> AIM
Report how many lines below contain the word "INJECTION", and give only that number.

□ □ □

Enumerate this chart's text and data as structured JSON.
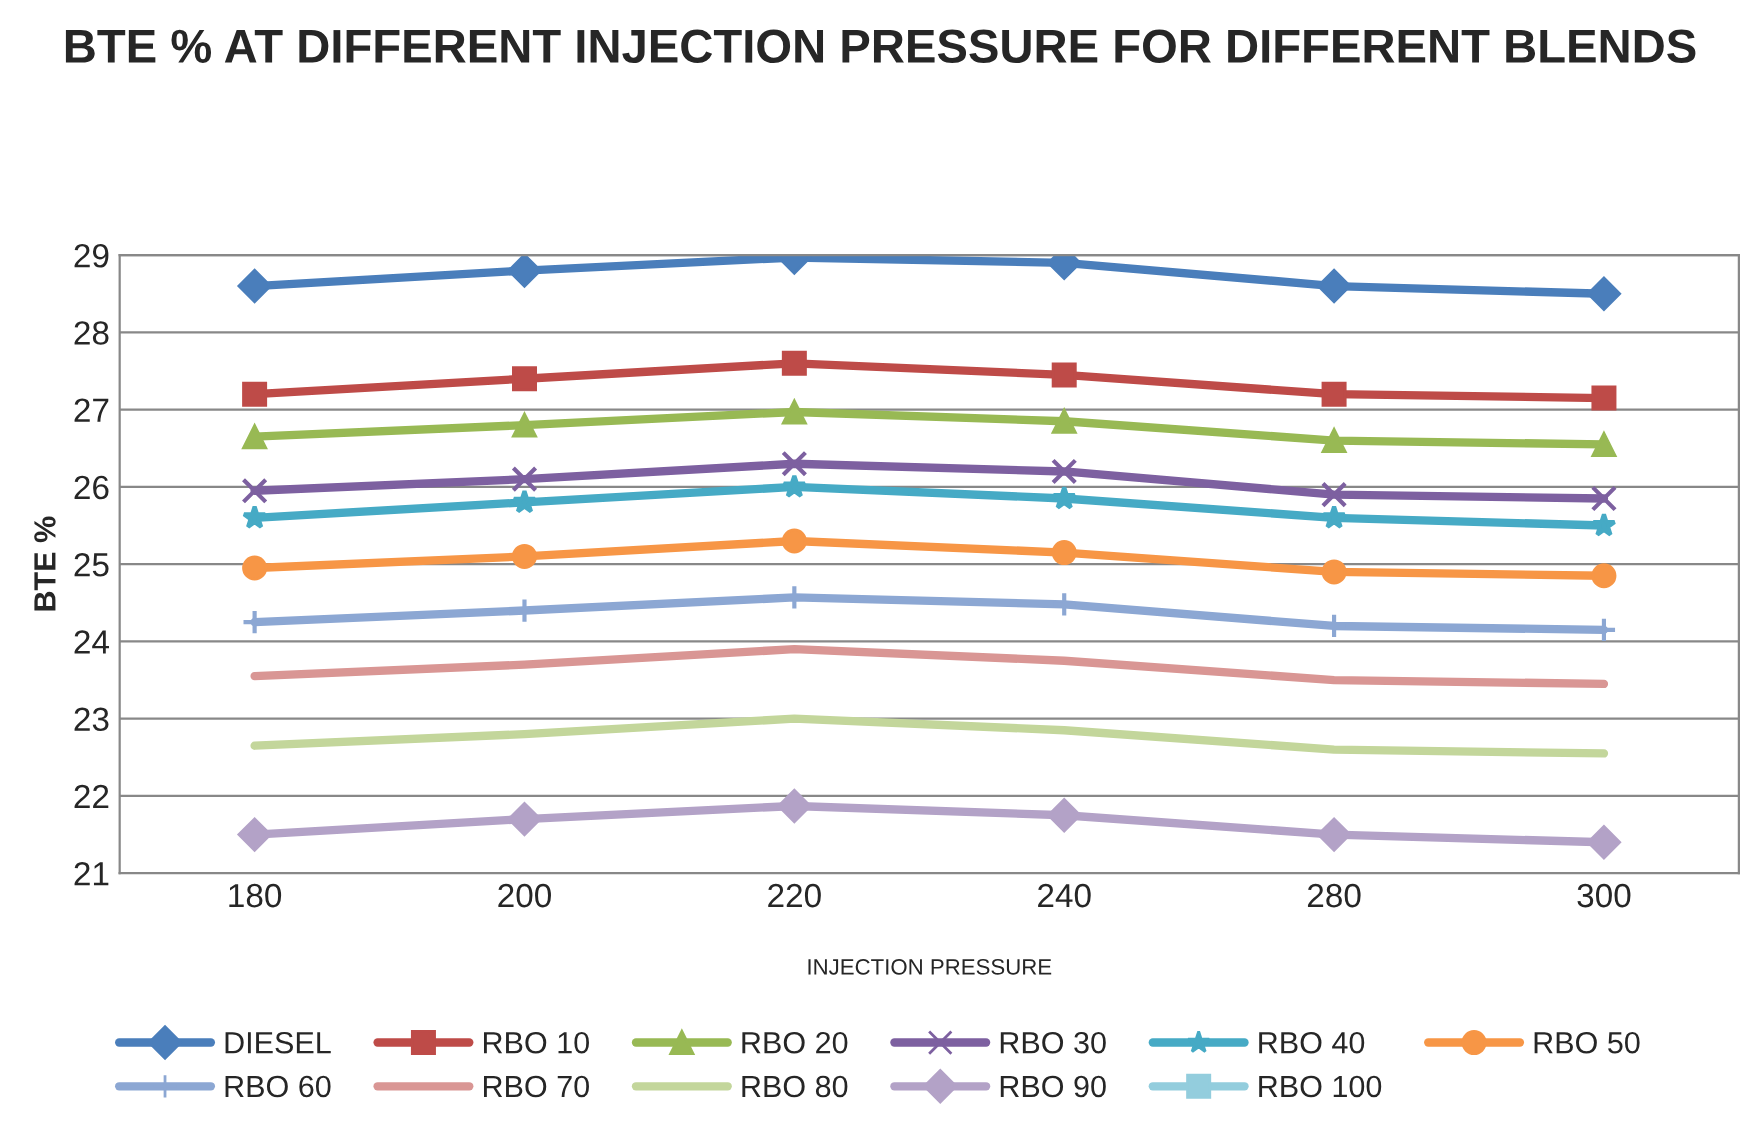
{
  "chart_data": {
    "type": "line",
    "title": "BTE % AT DIFFERENT INJECTION PRESSURE FOR DIFFERENT BLENDS",
    "xlabel": "INJECTION PRESSURE",
    "ylabel": "BTE %",
    "categories": [
      "180",
      "200",
      "220",
      "240",
      "280",
      "300"
    ],
    "ylim": [
      21,
      29
    ],
    "yticks": [
      21,
      22,
      23,
      24,
      25,
      26,
      27,
      28,
      29
    ],
    "grid": "y",
    "legend": "bottom",
    "series": [
      {
        "name": "DIESEL",
        "color": "#4a7ebb",
        "marker": "diamond",
        "values": [
          28.6,
          28.8,
          28.97,
          28.9,
          28.6,
          28.5
        ]
      },
      {
        "name": "RBO 10",
        "color": "#be4b48",
        "marker": "square",
        "values": [
          27.2,
          27.4,
          27.6,
          27.45,
          27.2,
          27.15
        ]
      },
      {
        "name": "RBO 20",
        "color": "#98b954",
        "marker": "triangle",
        "values": [
          26.65,
          26.8,
          26.97,
          26.85,
          26.6,
          26.55
        ]
      },
      {
        "name": "RBO 30",
        "color": "#7d60a0",
        "marker": "cross",
        "values": [
          25.95,
          26.1,
          26.3,
          26.2,
          25.9,
          25.85
        ]
      },
      {
        "name": "RBO 40",
        "color": "#46aac5",
        "marker": "star",
        "values": [
          25.6,
          25.8,
          26.0,
          25.85,
          25.6,
          25.5
        ]
      },
      {
        "name": "RBO 50",
        "color": "#f79646",
        "marker": "circle",
        "values": [
          24.95,
          25.1,
          25.3,
          25.15,
          24.9,
          24.85
        ]
      },
      {
        "name": "RBO 60",
        "color": "#8ca7d3",
        "marker": "plus",
        "values": [
          24.25,
          24.4,
          24.57,
          24.48,
          24.2,
          24.15
        ]
      },
      {
        "name": "RBO 70",
        "color": "#d99694",
        "marker": "none",
        "values": [
          23.55,
          23.7,
          23.9,
          23.75,
          23.5,
          23.45
        ]
      },
      {
        "name": "RBO 80",
        "color": "#c3d69b",
        "marker": "none",
        "values": [
          22.65,
          22.8,
          23.0,
          22.85,
          22.6,
          22.55
        ]
      },
      {
        "name": "RBO 90",
        "color": "#b3a2c7",
        "marker": "diamond",
        "values": [
          21.5,
          21.7,
          21.87,
          21.75,
          21.5,
          21.4
        ]
      },
      {
        "name": "RBO 100",
        "color": "#93cddd",
        "marker": "square",
        "values": [
          null,
          null,
          null,
          null,
          null,
          null
        ]
      }
    ]
  }
}
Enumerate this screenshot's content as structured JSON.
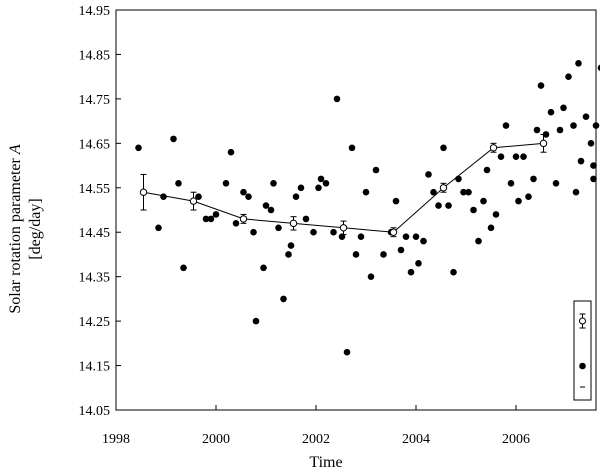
{
  "chart_data": {
    "type": "scatter",
    "title": "",
    "xlabel": "Time",
    "ylabel_line1": "Solar rotation parameter",
    "ylabel_symbol": "A",
    "ylabel_line2": "[deg/day]",
    "xlim": [
      1998,
      2007.6
    ],
    "ylim": [
      14.05,
      14.95
    ],
    "xticks": [
      1998,
      2000,
      2002,
      2004,
      2006
    ],
    "xtick_labels": [
      "1998",
      "2000",
      "2002",
      "2004",
      "2006"
    ],
    "yticks": [
      14.05,
      14.15,
      14.25,
      14.35,
      14.45,
      14.55,
      14.65,
      14.75,
      14.85,
      14.95
    ],
    "ytick_labels": [
      "14.05",
      "14.15",
      "14.25",
      "14.35",
      "14.45",
      "14.55",
      "14.65",
      "14.75",
      "14.85",
      "14.95"
    ],
    "grid": false,
    "legend_position": "bottom-right",
    "series": [
      {
        "kind": "points",
        "marker": "filled-circle",
        "points": [
          [
            1998.45,
            14.64
          ],
          [
            1998.85,
            14.46
          ],
          [
            1998.95,
            14.53
          ],
          [
            1999.15,
            14.66
          ],
          [
            1999.25,
            14.56
          ],
          [
            1999.35,
            14.37
          ],
          [
            1999.65,
            14.53
          ],
          [
            1999.8,
            14.48
          ],
          [
            1999.9,
            14.48
          ],
          [
            2000.0,
            14.49
          ],
          [
            2000.2,
            14.56
          ],
          [
            2000.3,
            14.63
          ],
          [
            2000.4,
            14.47
          ],
          [
            2000.55,
            14.54
          ],
          [
            2000.65,
            14.53
          ],
          [
            2000.75,
            14.45
          ],
          [
            2000.8,
            14.25
          ],
          [
            2000.95,
            14.37
          ],
          [
            2001.0,
            14.51
          ],
          [
            2001.1,
            14.5
          ],
          [
            2001.15,
            14.56
          ],
          [
            2001.25,
            14.46
          ],
          [
            2001.35,
            14.3
          ],
          [
            2001.45,
            14.4
          ],
          [
            2001.5,
            14.42
          ],
          [
            2001.6,
            14.53
          ],
          [
            2001.7,
            14.55
          ],
          [
            2001.8,
            14.48
          ],
          [
            2001.95,
            14.45
          ],
          [
            2002.05,
            14.55
          ],
          [
            2002.1,
            14.57
          ],
          [
            2002.2,
            14.56
          ],
          [
            2002.35,
            14.45
          ],
          [
            2002.42,
            14.75
          ],
          [
            2002.52,
            14.44
          ],
          [
            2002.62,
            14.18
          ],
          [
            2002.72,
            14.64
          ],
          [
            2002.8,
            14.4
          ],
          [
            2002.9,
            14.44
          ],
          [
            2003.0,
            14.54
          ],
          [
            2003.1,
            14.35
          ],
          [
            2003.2,
            14.59
          ],
          [
            2003.35,
            14.4
          ],
          [
            2003.5,
            14.45
          ],
          [
            2003.6,
            14.52
          ],
          [
            2003.7,
            14.41
          ],
          [
            2003.8,
            14.44
          ],
          [
            2003.9,
            14.36
          ],
          [
            2004.0,
            14.44
          ],
          [
            2004.05,
            14.38
          ],
          [
            2004.15,
            14.43
          ],
          [
            2004.25,
            14.58
          ],
          [
            2004.35,
            14.54
          ],
          [
            2004.45,
            14.51
          ],
          [
            2004.55,
            14.64
          ],
          [
            2004.65,
            14.51
          ],
          [
            2004.75,
            14.36
          ],
          [
            2004.85,
            14.57
          ],
          [
            2004.95,
            14.54
          ],
          [
            2005.05,
            14.54
          ],
          [
            2005.15,
            14.5
          ],
          [
            2005.25,
            14.43
          ],
          [
            2005.35,
            14.52
          ],
          [
            2005.42,
            14.59
          ],
          [
            2005.5,
            14.46
          ],
          [
            2005.6,
            14.49
          ],
          [
            2005.7,
            14.62
          ],
          [
            2005.8,
            14.69
          ],
          [
            2005.9,
            14.56
          ],
          [
            2006.0,
            14.62
          ],
          [
            2006.05,
            14.52
          ],
          [
            2006.15,
            14.62
          ],
          [
            2006.25,
            14.53
          ],
          [
            2006.35,
            14.57
          ],
          [
            2006.42,
            14.68
          ],
          [
            2006.5,
            14.78
          ],
          [
            2006.6,
            14.67
          ],
          [
            2006.7,
            14.72
          ],
          [
            2006.8,
            14.56
          ],
          [
            2006.88,
            14.68
          ],
          [
            2006.95,
            14.73
          ],
          [
            2007.05,
            14.8
          ],
          [
            2007.15,
            14.69
          ],
          [
            2007.2,
            14.54
          ],
          [
            2007.25,
            14.83
          ],
          [
            2007.3,
            14.61
          ],
          [
            2007.4,
            14.71
          ],
          [
            2007.5,
            14.65
          ],
          [
            2007.55,
            14.6
          ],
          [
            2007.55,
            14.57
          ],
          [
            2007.6,
            14.69
          ],
          [
            2007.7,
            14.82
          ],
          [
            2007.75,
            14.64
          ]
        ]
      },
      {
        "kind": "line-with-errorbars",
        "marker": "open-circle",
        "points": [
          {
            "x": 1998.55,
            "y": 14.54,
            "err": 0.04
          },
          {
            "x": 1999.55,
            "y": 14.52,
            "err": 0.02
          },
          {
            "x": 2000.55,
            "y": 14.48,
            "err": 0.01
          },
          {
            "x": 2001.55,
            "y": 14.47,
            "err": 0.015
          },
          {
            "x": 2002.55,
            "y": 14.46,
            "err": 0.015
          },
          {
            "x": 2003.55,
            "y": 14.45,
            "err": 0.01
          },
          {
            "x": 2004.55,
            "y": 14.55,
            "err": 0.01
          },
          {
            "x": 2005.55,
            "y": 14.64,
            "err": 0.01
          },
          {
            "x": 2006.55,
            "y": 14.65,
            "err": 0.02
          }
        ]
      }
    ]
  }
}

□ □ □

> THE ANSWER
2